## WHAT YOU HAVE TO DO
Comb through the entries for "Invitation" and pull out each line that holds it.

## DATASET RECORDS

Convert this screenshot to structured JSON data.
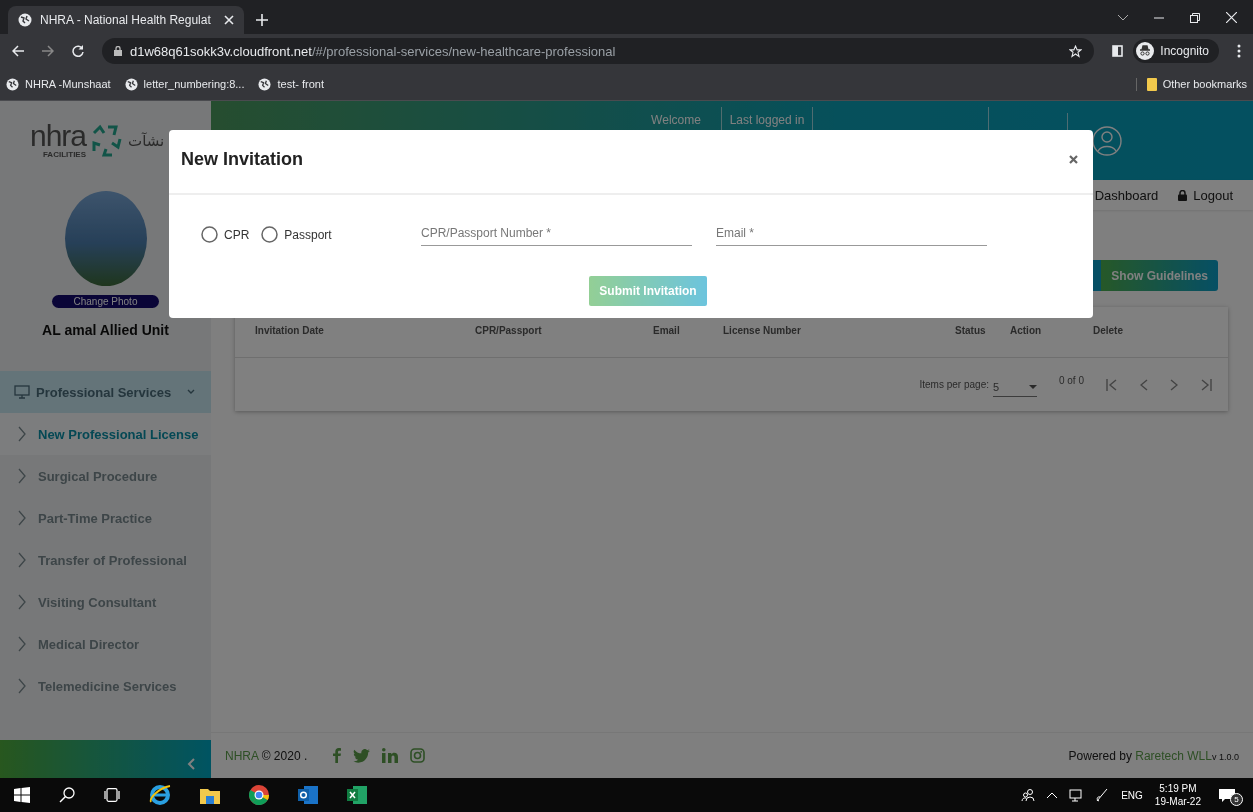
{
  "browser": {
    "tab_title": "NHRA - National Health Regulat",
    "url_host": "d1w68q61sokk3v.cloudfront.net",
    "url_path": "/#/professional-services/new-healthcare-professional",
    "profile": "Incognito",
    "bookmarks": [
      "NHRA -Munshaat",
      "letter_numbering:8...",
      "test- front"
    ],
    "other_bookmarks": "Other bookmarks"
  },
  "sidebar": {
    "logo": {
      "name": "nhra",
      "sub": "FACILITIES",
      "arabic": "نشآت"
    },
    "change_photo": "Change Photo",
    "unit_name": "AL amal Allied Unit",
    "menu": [
      {
        "label": "Professional Services",
        "kind": "group",
        "expanded": true
      },
      {
        "label": "New Professional License",
        "kind": "link",
        "selected": true
      },
      {
        "label": "Surgical Procedure",
        "kind": "link",
        "selected": false
      },
      {
        "label": "Part-Time Practice",
        "kind": "link",
        "selected": false
      },
      {
        "label": "Transfer of Professional",
        "kind": "link",
        "selected": false
      },
      {
        "label": "Visiting Consultant",
        "kind": "link",
        "selected": false
      },
      {
        "label": "Medical Director",
        "kind": "link",
        "selected": false
      },
      {
        "label": "Telemedicine Services",
        "kind": "link",
        "selected": false
      }
    ]
  },
  "header": {
    "welcome": "Welcome",
    "last_logged_in": "Last logged in"
  },
  "nav": [
    {
      "label": "Dashboard",
      "kind": "plain"
    },
    {
      "label": "Logout",
      "kind": "lock"
    }
  ],
  "guidelines_button": "Show Guidelines",
  "table": {
    "columns": [
      "Invitation Date",
      "CPR/Passport",
      "Email",
      "License Number",
      "Status",
      "Action",
      "Delete"
    ],
    "items_per_page_label": "Items per page:",
    "items_per_page": "5",
    "range": "0 of 0"
  },
  "footer": {
    "brand": "NHRA",
    "copyright": "© 2020 .",
    "powered_by": "Powered by",
    "company": "Raretech WLL",
    "version": "v 1.0.0"
  },
  "modal": {
    "title": "New Invitation",
    "options": [
      {
        "label": "CPR",
        "selected": false
      },
      {
        "label": "Passport",
        "selected": false
      }
    ],
    "fields": [
      {
        "placeholder": "CPR/Passport Number *"
      },
      {
        "placeholder": "Email *"
      }
    ],
    "submit": {
      "label": "Submit Invitation",
      "disabled": true
    }
  },
  "taskbar": {
    "language": "ENG",
    "time": "5:19 PM",
    "date": "19-Mar-22",
    "notifications": "5"
  }
}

## EXERCISE ANSWER
      "Invitation Date",
    "title": "New Invitation",
      "label": "Submit Invitation",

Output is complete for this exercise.